Write out the listing in full, matching it word for word.

── Extracted data

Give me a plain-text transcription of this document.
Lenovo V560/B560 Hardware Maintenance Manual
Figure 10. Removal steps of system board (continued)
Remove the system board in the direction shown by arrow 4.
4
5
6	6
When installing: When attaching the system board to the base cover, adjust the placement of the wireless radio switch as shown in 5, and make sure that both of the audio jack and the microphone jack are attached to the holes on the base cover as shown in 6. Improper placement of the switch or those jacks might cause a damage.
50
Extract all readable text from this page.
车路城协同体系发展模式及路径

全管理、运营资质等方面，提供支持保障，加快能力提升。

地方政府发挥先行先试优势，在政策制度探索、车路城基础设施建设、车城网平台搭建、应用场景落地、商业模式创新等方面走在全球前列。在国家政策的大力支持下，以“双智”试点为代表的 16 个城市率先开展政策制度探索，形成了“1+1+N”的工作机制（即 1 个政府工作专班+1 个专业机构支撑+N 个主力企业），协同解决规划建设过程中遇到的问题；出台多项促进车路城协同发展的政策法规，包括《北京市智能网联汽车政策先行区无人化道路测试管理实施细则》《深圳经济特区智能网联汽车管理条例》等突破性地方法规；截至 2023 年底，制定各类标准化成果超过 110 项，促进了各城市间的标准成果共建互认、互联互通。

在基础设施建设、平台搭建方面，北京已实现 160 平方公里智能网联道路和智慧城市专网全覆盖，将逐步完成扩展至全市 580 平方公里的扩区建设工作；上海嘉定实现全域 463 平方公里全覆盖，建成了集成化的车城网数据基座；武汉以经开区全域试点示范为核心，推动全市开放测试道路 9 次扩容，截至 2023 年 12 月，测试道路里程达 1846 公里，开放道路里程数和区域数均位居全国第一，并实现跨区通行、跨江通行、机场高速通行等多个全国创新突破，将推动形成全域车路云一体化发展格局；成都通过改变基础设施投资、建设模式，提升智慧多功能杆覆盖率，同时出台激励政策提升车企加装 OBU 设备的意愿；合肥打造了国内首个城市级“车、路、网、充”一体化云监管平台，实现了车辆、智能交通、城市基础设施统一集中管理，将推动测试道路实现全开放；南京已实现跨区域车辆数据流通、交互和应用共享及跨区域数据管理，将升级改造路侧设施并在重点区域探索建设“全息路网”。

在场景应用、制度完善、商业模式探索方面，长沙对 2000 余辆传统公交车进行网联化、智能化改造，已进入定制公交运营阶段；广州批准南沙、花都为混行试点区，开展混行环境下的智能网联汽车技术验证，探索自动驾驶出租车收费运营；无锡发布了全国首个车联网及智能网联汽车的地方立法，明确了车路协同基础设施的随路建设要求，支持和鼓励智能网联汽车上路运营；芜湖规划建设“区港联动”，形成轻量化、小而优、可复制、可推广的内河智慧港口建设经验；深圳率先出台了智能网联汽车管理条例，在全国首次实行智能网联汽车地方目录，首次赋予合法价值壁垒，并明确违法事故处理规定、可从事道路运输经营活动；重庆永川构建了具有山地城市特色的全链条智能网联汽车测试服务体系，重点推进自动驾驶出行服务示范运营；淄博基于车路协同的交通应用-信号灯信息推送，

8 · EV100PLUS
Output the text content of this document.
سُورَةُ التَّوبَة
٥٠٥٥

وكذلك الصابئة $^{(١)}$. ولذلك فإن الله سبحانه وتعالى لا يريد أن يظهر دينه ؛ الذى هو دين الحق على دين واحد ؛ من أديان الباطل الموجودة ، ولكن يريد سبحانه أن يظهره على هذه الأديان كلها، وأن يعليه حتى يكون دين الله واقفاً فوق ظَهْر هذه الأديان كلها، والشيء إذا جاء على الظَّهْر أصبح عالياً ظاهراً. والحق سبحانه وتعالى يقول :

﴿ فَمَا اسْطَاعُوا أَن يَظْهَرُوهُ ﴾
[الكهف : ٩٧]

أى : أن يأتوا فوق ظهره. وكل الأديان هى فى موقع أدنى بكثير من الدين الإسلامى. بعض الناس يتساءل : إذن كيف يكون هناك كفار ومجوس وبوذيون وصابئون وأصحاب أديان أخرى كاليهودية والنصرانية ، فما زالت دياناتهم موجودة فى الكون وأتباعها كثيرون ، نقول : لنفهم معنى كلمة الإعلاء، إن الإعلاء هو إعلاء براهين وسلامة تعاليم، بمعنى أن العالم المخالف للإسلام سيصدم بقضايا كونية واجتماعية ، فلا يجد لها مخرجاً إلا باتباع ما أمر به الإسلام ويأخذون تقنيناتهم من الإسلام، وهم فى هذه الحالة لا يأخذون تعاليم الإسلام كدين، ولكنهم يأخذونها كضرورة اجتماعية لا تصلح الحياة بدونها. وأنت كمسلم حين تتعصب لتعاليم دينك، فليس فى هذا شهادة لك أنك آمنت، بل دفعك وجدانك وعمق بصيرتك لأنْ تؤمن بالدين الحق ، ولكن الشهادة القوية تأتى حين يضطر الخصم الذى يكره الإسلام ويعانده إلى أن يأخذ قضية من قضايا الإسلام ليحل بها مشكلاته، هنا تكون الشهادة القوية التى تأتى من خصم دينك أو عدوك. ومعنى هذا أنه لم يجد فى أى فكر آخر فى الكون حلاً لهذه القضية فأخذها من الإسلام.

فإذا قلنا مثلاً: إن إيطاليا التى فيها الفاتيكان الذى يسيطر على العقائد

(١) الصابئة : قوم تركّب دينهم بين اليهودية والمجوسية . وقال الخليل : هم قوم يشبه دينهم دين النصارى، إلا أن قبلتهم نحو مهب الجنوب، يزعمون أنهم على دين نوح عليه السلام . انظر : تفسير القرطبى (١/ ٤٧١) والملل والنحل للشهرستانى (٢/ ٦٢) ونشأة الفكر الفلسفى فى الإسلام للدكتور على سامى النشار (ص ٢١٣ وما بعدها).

────

The solution:
Give me a plain-text transcription of this document.
Lenovo V560/B560 Hardware Maintenance Manual
Figure 10. Removal steps of system board (continued)
Remove the system board in the direction shown by arrow 4.
4
5
6	6
When installing: When attaching the system board to the base cover, adjust the placement of the wireless radio switch as shown in 5, and make sure that both of the audio jack and the microphone jack are attached to the holes on the base cover as shown in 6. Improper placement of the switch or those jacks might cause a damage.
50
Extract all readable text from this page.
车路城协同体系发展模式及路径

全管理、运营资质等方面，提供支持保障，加快能力提升。

地方政府发挥先行先试优势，在政策制度探索、车路城基础设施建设、车城网平台搭建、应用场景落地、商业模式创新等方面走在全球前列。在国家政策的大力支持下，以“双智”试点为代表的 16 个城市率先开展政策制度探索，形成了“1+1+N”的工作机制（即 1 个政府工作专班+1 个专业机构支撑+N 个主力企业），协同解决规划建设过程中遇到的问题；出台多项促进车路城协同发展的政策法规，包括《北京市智能网联汽车政策先行区无人化道路测试管理实施细则》《深圳经济特区智能网联汽车管理条例》等突破性地方法规；截至 2023 年底，制定各类标准化成果超过 110 项，促进了各城市间的标准成果共建互认、互联互通。

在基础设施建设、平台搭建方面，北京已实现 160 平方公里智能网联道路和智慧城市专网全覆盖，将逐步完成扩展至全市 580 平方公里的扩区建设工作；上海嘉定实现全域 463 平方公里全覆盖，建成了集成化的车城网数据基座；武汉以经开区全域试点示范为核心，推动全市开放测试道路 9 次扩容，截至 2023 年 12 月，测试道路里程达 1846 公里，开放道路里程数和区域数均位居全国第一，并实现跨区通行、跨江通行、机场高速通行等多个全国创新突破，将推动形成全域车路云一体化发展格局；成都通过改变基础设施投资、建设模式，提升智慧多功能杆覆盖率，同时出台激励政策提升车企加装 OBU 设备的意愿；合肥打造了国内首个城市级“车、路、网、充”一体化云监管平台，实现了车辆、智能交通、城市基础设施统一集中管理，将推动测试道路实现全开放；南京已实现跨区域车辆数据流通、交互和应用共享及跨区域数据管理，将升级改造路侧设施并在重点区域探索建设“全息路网”。

在场景应用、制度完善、商业模式探索方面，长沙对 2000 余辆传统公交车进行网联化、智能化改造，已进入定制公交运营阶段；广州批准南沙、花都为混行试点区，开展混行环境下的智能网联汽车技术验证，探索自动驾驶出租车收费运营；无锡发布了全国首个车联网及智能网联汽车的地方立法，明确了车路协同基础设施的随路建设要求，支持和鼓励智能网联汽车上路运营；芜湖规划建设“区港联动”，形成轻量化、小而优、可复制、可推广的内河智慧港口建设经验；深圳率先出台了智能网联汽车管理条例，在全国首次实行智能网联汽车地方目录，首次赋予合法价值壁垒，并明确违法事故处理规定、可从事道路运输经营活动；重庆永川构建了具有山地城市特色的全链条智能网联汽车测试服务体系，重点推进自动驾驶出行服务示范运营；淄博基于车路协同的交通应用-信号灯信息推送，

8 · EV100PLUS
Output the text content of this document.
سُورَةُ التَّوبَة
٥٠٥٥

وكذلك الصابئة $^{(١)}$. ولذلك فإن الله سبحانه وتعالى لا يريد أن يظهر دينه ؛ الذى هو دين الحق على دين واحد ؛ من أديان الباطل الموجودة ، ولكن يريد سبحانه أن يظهره على هذه الأديان كلها، وأن يعليه حتى يكون دين الله واقفاً فوق ظَهْر هذه الأديان كلها، والشيء إذا جاء على الظَّهْر أصبح عالياً ظاهراً. والحق سبحانه وتعالى يقول :

﴿ فَمَا اسْطَاعُوا أَن يَظْهَرُوهُ ﴾
[الكهف : ٩٧]

أى : أن يأتوا فوق ظهره. وكل الأديان هى فى موقع أدنى بكثير من الدين الإسلامى. بعض الناس يتساءل : إذن كيف يكون هناك كفار ومجوس وبوذيون وصابئون وأصحاب أديان أخرى كاليهودية والنصرانية ، فما زالت دياناتهم موجودة فى الكون وأتباعها كثيرون ، نقول : لنفهم معنى كلمة الإعلاء، إن الإعلاء هو إعلاء براهين وسلامة تعاليم، بمعنى أن العالم المخالف للإسلام سيصدم بقضايا كونية واجتماعية ، فلا يجد لها مخرجاً إلا باتباع ما أمر به الإسلام ويأخذون تقنيناتهم من الإسلام، وهم فى هذه الحالة لا يأخذون تعاليم الإسلام كدين، ولكنهم يأخذونها كضرورة اجتماعية لا تصلح الحياة بدونها. وأنت كمسلم حين تتعصب لتعاليم دينك، فليس فى هذا شهادة لك أنك آمنت، بل دفعك وجدانك وعمق بصيرتك لأنْ تؤمن بالدين الحق ، ولكن الشهادة القوية تأتى حين يضطر الخصم الذى يكره الإسلام ويعانده إلى أن يأخذ قضية من قضايا الإسلام ليحل بها مشكلاته، هنا تكون الشهادة القوية التى تأتى من خصم دينك أو عدوك. ومعنى هذا أنه لم يجد فى أى فكر آخر فى الكون حلاً لهذه القضية فأخذها من الإسلام.

فإذا قلنا مثلاً: إن إيطاليا التى فيها الفاتيكان الذى يسيطر على العقائد

(١) الصابئة : قوم تركّب دينهم بين اليهودية والمجوسية . وقال الخليل : هم قوم يشبه دينهم دين النصارى، إلا أن قبلتهم نحو مهب الجنوب، يزعمون أنهم على دين نوح عليه السلام . انظر : تفسير القرطبى (١/ ٤٧١) والملل والنحل للشهرستانى (٢/ ٦٢) ونشأة الفكر الفلسفى فى الإسلام للدكتور على سامى النشار (ص ٢١٣ وما بعدها).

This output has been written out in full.